**Task directions**
Can you find the lines of the listing that include "true" and copy every one?

**Rows**
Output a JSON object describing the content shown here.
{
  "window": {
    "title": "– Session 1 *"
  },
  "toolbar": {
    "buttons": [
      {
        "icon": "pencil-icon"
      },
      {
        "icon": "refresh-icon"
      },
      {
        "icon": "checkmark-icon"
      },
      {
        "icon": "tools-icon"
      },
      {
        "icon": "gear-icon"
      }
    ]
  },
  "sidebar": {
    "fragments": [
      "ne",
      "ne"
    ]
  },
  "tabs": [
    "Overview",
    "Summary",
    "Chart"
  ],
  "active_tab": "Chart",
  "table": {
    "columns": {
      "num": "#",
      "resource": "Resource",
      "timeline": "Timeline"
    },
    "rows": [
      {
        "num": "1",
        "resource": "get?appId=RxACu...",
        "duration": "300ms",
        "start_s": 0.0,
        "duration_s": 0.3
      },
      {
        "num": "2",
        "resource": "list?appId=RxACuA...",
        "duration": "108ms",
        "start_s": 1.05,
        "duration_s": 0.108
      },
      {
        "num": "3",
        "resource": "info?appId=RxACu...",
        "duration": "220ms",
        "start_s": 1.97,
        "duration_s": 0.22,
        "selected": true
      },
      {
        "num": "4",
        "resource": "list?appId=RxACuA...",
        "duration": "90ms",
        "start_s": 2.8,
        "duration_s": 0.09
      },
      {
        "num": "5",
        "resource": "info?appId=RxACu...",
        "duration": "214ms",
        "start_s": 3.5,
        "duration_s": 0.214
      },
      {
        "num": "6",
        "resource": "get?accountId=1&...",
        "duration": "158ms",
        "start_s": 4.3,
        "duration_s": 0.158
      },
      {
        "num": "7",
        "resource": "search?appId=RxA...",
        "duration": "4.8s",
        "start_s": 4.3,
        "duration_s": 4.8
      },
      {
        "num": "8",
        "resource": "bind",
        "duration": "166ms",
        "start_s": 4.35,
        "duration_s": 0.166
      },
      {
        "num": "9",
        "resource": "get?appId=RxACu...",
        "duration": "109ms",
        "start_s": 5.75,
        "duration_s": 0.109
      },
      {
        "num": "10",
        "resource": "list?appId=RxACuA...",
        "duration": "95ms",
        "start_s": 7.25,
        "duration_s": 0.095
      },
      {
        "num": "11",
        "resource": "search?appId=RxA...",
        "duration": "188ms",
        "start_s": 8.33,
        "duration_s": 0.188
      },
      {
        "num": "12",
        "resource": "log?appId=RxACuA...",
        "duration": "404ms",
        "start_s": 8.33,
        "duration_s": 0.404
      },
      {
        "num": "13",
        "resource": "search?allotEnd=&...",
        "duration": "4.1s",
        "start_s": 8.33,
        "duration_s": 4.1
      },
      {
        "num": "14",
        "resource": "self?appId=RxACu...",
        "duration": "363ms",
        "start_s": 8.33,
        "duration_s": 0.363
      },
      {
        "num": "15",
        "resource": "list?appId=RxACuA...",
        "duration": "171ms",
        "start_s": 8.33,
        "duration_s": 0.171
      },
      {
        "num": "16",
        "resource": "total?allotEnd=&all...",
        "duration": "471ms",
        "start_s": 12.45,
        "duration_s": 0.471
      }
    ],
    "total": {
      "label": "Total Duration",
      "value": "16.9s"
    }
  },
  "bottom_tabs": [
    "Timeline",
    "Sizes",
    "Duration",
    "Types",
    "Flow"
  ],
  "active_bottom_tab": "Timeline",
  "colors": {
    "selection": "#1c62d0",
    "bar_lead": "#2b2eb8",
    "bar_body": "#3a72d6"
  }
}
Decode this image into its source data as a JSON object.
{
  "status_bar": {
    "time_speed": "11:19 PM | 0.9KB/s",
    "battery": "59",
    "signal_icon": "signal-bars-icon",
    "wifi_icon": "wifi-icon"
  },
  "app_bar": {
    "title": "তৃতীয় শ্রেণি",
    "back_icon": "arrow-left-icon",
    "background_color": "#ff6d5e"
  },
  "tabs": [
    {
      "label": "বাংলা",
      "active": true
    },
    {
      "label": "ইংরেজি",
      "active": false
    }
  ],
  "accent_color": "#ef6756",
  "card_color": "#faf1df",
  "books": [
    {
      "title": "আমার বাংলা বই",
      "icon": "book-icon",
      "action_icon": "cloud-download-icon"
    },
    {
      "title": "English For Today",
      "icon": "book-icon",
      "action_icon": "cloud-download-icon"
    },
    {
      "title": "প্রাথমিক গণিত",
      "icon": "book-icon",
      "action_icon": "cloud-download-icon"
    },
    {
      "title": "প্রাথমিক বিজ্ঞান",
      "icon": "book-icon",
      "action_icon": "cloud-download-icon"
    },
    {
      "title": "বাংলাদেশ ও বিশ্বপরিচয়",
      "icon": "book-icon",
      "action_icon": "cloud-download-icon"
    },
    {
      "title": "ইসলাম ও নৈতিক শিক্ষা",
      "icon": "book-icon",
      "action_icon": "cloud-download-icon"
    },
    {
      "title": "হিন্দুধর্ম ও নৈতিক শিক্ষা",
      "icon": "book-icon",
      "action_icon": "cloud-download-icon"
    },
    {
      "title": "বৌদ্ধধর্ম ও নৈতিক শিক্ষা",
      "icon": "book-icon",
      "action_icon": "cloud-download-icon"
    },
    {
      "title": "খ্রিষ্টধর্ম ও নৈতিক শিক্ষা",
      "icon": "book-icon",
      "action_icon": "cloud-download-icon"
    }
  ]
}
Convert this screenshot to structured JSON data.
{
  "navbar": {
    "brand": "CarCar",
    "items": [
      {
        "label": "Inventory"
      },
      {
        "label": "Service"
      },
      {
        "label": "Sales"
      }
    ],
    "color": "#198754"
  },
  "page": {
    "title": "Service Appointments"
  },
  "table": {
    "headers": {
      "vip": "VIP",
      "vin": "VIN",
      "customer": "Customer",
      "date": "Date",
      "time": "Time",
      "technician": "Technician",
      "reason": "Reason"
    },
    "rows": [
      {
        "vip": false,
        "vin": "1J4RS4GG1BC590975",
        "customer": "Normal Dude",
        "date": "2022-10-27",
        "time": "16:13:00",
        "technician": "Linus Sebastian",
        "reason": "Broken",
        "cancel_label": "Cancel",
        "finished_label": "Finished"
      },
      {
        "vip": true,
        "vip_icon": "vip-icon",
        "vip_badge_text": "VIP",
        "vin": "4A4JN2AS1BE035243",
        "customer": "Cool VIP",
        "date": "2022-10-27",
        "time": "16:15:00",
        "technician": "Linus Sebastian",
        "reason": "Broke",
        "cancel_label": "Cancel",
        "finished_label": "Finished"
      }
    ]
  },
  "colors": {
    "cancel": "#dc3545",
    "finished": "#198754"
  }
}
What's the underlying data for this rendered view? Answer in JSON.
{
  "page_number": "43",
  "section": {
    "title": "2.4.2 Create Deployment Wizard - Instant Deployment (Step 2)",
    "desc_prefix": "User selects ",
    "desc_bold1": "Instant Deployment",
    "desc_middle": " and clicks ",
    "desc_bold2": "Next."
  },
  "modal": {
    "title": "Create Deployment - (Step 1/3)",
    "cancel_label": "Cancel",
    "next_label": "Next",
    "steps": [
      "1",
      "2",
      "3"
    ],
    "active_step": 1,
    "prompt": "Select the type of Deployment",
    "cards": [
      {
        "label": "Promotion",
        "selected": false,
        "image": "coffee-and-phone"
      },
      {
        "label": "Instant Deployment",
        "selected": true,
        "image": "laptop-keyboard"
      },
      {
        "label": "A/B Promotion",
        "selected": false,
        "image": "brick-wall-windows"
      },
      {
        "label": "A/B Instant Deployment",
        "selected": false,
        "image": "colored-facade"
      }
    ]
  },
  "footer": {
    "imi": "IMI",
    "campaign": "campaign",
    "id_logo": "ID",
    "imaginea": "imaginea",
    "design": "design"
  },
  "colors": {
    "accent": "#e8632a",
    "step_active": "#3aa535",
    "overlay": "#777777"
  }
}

**Correct response**
        "selected": true
      "active": true
        "vip": true,
        "selected": true,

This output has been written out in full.